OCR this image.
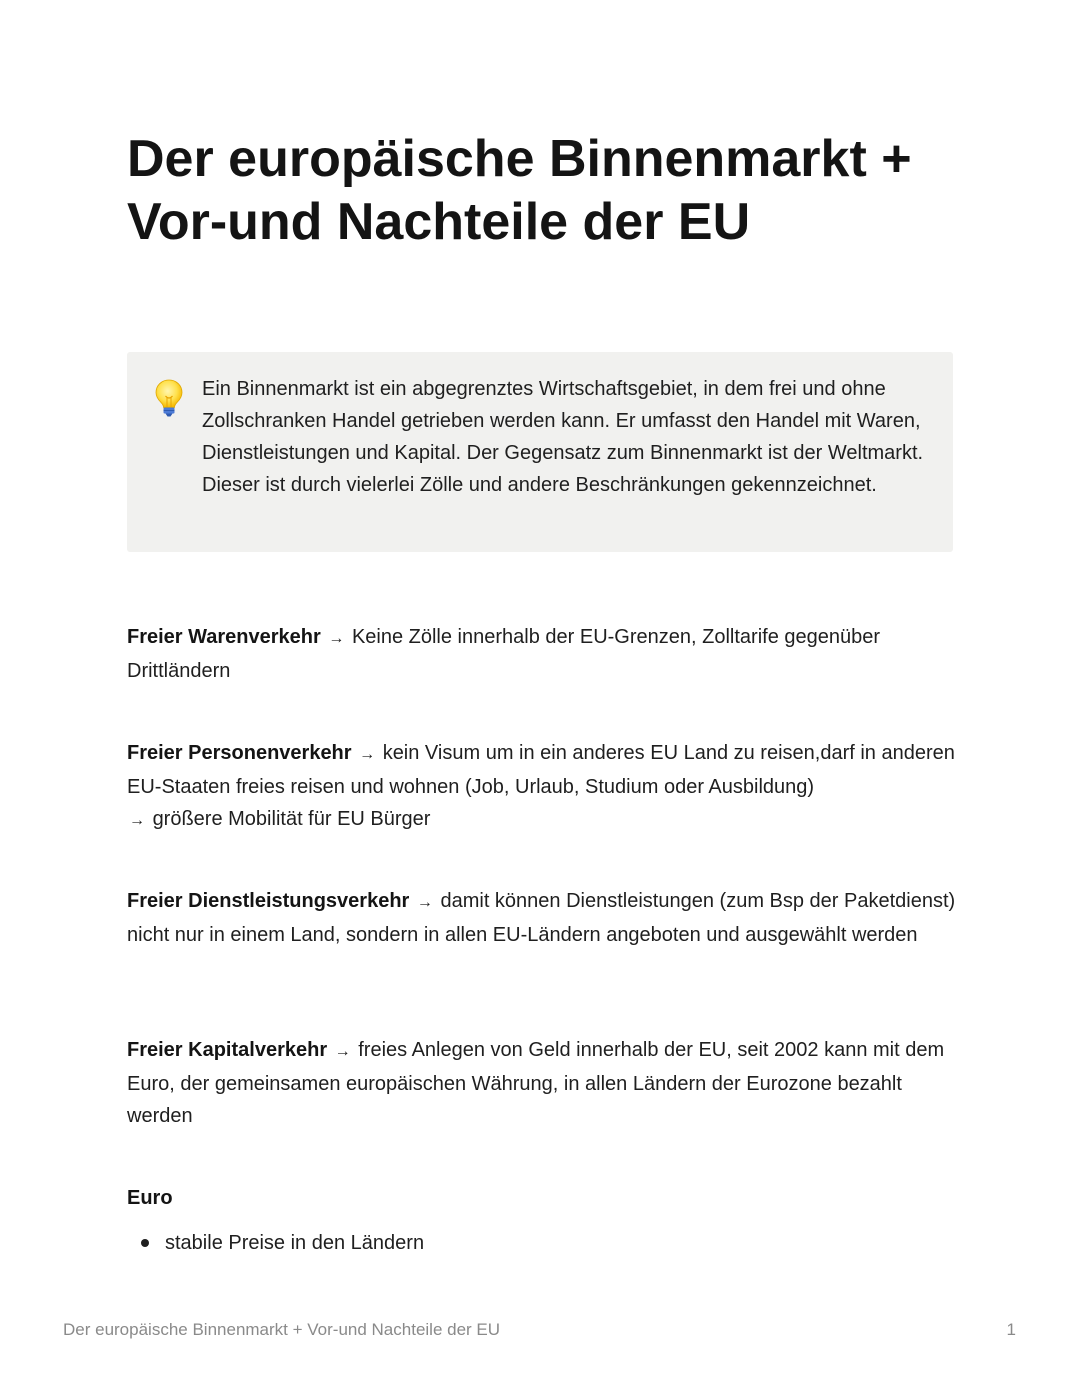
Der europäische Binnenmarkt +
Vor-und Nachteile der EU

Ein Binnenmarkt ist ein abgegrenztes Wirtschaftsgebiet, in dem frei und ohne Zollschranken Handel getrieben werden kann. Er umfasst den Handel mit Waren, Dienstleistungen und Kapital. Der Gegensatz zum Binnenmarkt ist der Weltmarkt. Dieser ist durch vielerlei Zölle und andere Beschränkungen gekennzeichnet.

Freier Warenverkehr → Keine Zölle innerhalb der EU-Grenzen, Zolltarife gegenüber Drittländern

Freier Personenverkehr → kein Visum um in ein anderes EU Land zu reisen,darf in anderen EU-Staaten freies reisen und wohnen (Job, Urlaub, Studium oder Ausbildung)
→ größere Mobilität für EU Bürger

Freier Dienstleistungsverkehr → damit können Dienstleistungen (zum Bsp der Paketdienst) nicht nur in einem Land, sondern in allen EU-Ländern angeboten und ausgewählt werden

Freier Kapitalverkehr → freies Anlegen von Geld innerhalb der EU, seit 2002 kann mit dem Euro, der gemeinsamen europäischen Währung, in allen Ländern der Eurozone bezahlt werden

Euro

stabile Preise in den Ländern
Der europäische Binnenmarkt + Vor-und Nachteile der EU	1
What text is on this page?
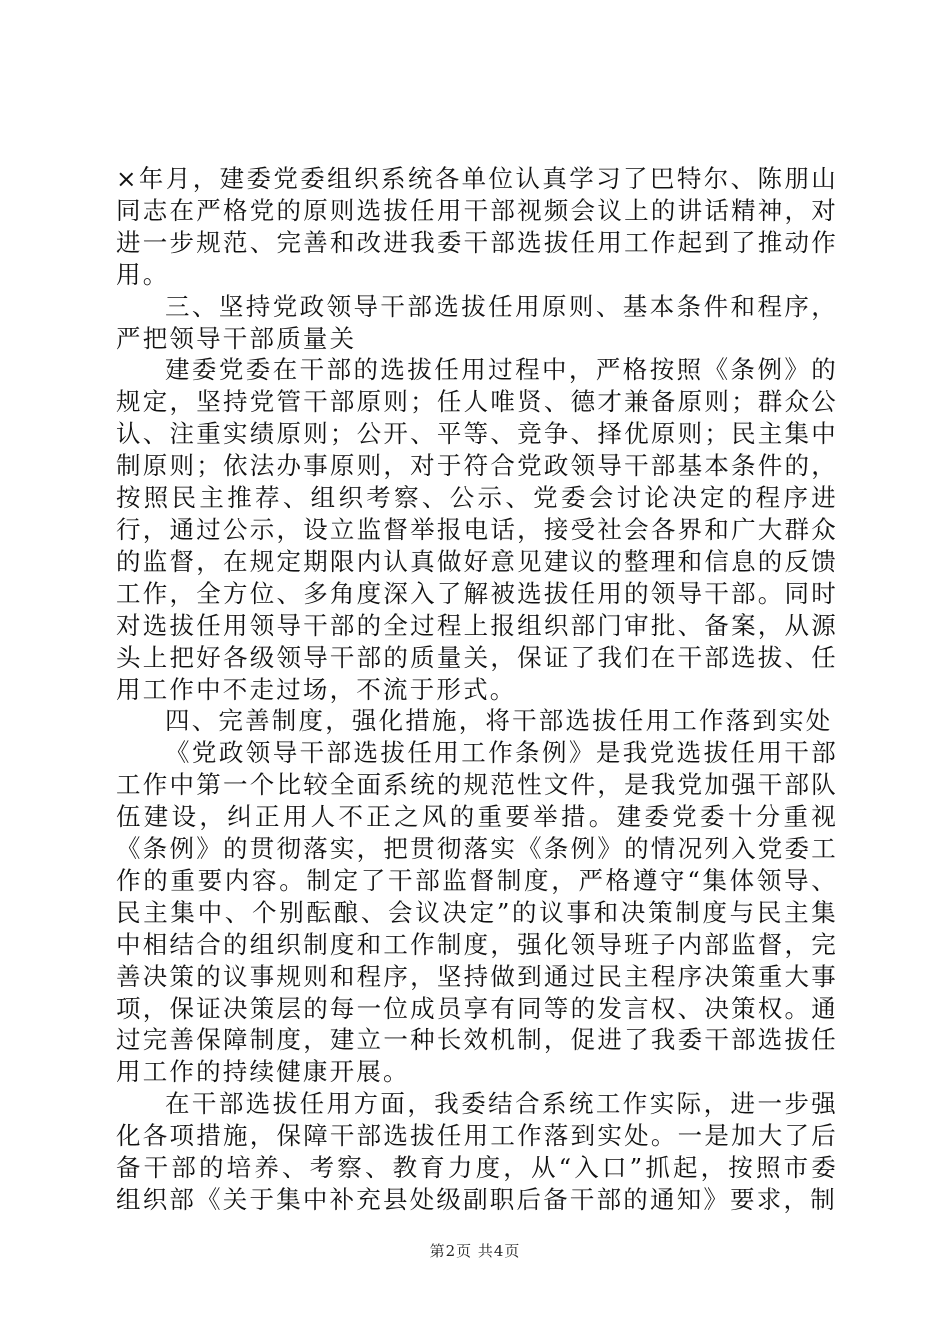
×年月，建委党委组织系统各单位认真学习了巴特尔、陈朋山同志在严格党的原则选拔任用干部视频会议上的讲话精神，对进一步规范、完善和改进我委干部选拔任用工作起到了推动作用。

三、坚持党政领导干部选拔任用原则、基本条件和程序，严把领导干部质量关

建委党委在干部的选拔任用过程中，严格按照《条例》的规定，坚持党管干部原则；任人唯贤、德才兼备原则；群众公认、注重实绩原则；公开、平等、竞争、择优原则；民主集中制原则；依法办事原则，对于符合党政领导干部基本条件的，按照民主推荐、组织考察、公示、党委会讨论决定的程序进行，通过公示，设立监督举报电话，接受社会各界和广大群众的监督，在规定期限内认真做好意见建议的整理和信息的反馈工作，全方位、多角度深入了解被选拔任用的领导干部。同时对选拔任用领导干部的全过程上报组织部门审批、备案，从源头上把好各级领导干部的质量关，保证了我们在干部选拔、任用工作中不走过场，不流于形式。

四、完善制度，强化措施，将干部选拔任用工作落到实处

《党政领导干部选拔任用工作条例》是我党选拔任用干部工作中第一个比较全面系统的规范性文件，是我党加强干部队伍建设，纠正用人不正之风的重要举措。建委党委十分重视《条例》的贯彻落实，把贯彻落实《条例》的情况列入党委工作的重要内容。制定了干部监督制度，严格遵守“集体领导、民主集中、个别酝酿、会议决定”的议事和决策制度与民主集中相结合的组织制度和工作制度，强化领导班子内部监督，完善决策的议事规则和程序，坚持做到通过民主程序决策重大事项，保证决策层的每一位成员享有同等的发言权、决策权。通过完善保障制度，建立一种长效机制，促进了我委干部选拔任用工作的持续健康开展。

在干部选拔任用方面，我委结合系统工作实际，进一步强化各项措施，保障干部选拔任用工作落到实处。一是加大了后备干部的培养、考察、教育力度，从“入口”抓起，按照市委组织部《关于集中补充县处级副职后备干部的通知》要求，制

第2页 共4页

────

**WHAT THE TASK REQUIRES**
Repeat the material above verbatim, with no pictures in the output.

**SOLUTION FOR THIS EXERCISE**
OCR this image.
Der europäische Binnenmarkt +
Vor-und Nachteile der EU

Ein Binnenmarkt ist ein abgegrenztes Wirtschaftsgebiet, in dem frei und ohne Zollschranken Handel getrieben werden kann. Er umfasst den Handel mit Waren, Dienstleistungen und Kapital. Der Gegensatz zum Binnenmarkt ist der Weltmarkt. Dieser ist durch vielerlei Zölle und andere Beschränkungen gekennzeichnet.

Freier Warenverkehr → Keine Zölle innerhalb der EU-Grenzen, Zolltarife gegenüber Drittländern

Freier Personenverkehr → kein Visum um in ein anderes EU Land zu reisen,darf in anderen EU-Staaten freies reisen und wohnen (Job, Urlaub, Studium oder Ausbildung)
→ größere Mobilität für EU Bürger

Freier Dienstleistungsverkehr → damit können Dienstleistungen (zum Bsp der Paketdienst) nicht nur in einem Land, sondern in allen EU-Ländern angeboten und ausgewählt werden

Freier Kapitalverkehr → freies Anlegen von Geld innerhalb der EU, seit 2002 kann mit dem Euro, der gemeinsamen europäischen Währung, in allen Ländern der Eurozone bezahlt werden

Euro

stabile Preise in den Ländern
Der europäische Binnenmarkt + Vor-und Nachteile der EU	1
What text is on this page?
×年月，建委党委组织系统各单位认真学习了巴特尔、陈朋山同志在严格党的原则选拔任用干部视频会议上的讲话精神，对进一步规范、完善和改进我委干部选拔任用工作起到了推动作用。

三、坚持党政领导干部选拔任用原则、基本条件和程序，严把领导干部质量关

建委党委在干部的选拔任用过程中，严格按照《条例》的规定，坚持党管干部原则；任人唯贤、德才兼备原则；群众公认、注重实绩原则；公开、平等、竞争、择优原则；民主集中制原则；依法办事原则，对于符合党政领导干部基本条件的，按照民主推荐、组织考察、公示、党委会讨论决定的程序进行，通过公示，设立监督举报电话，接受社会各界和广大群众的监督，在规定期限内认真做好意见建议的整理和信息的反馈工作，全方位、多角度深入了解被选拔任用的领导干部。同时对选拔任用领导干部的全过程上报组织部门审批、备案，从源头上把好各级领导干部的质量关，保证了我们在干部选拔、任用工作中不走过场，不流于形式。

四、完善制度，强化措施，将干部选拔任用工作落到实处

《党政领导干部选拔任用工作条例》是我党选拔任用干部工作中第一个比较全面系统的规范性文件，是我党加强干部队伍建设，纠正用人不正之风的重要举措。建委党委十分重视《条例》的贯彻落实，把贯彻落实《条例》的情况列入党委工作的重要内容。制定了干部监督制度，严格遵守“集体领导、民主集中、个别酝酿、会议决定”的议事和决策制度与民主集中相结合的组织制度和工作制度，强化领导班子内部监督，完善决策的议事规则和程序，坚持做到通过民主程序决策重大事项，保证决策层的每一位成员享有同等的发言权、决策权。通过完善保障制度，建立一种长效机制，促进了我委干部选拔任用工作的持续健康开展。

在干部选拔任用方面，我委结合系统工作实际，进一步强化各项措施，保障干部选拔任用工作落到实处。一是加大了后备干部的培养、考察、教育力度，从“入口”抓起，按照市委组织部《关于集中补充县处级副职后备干部的通知》要求，制

第2页 共4页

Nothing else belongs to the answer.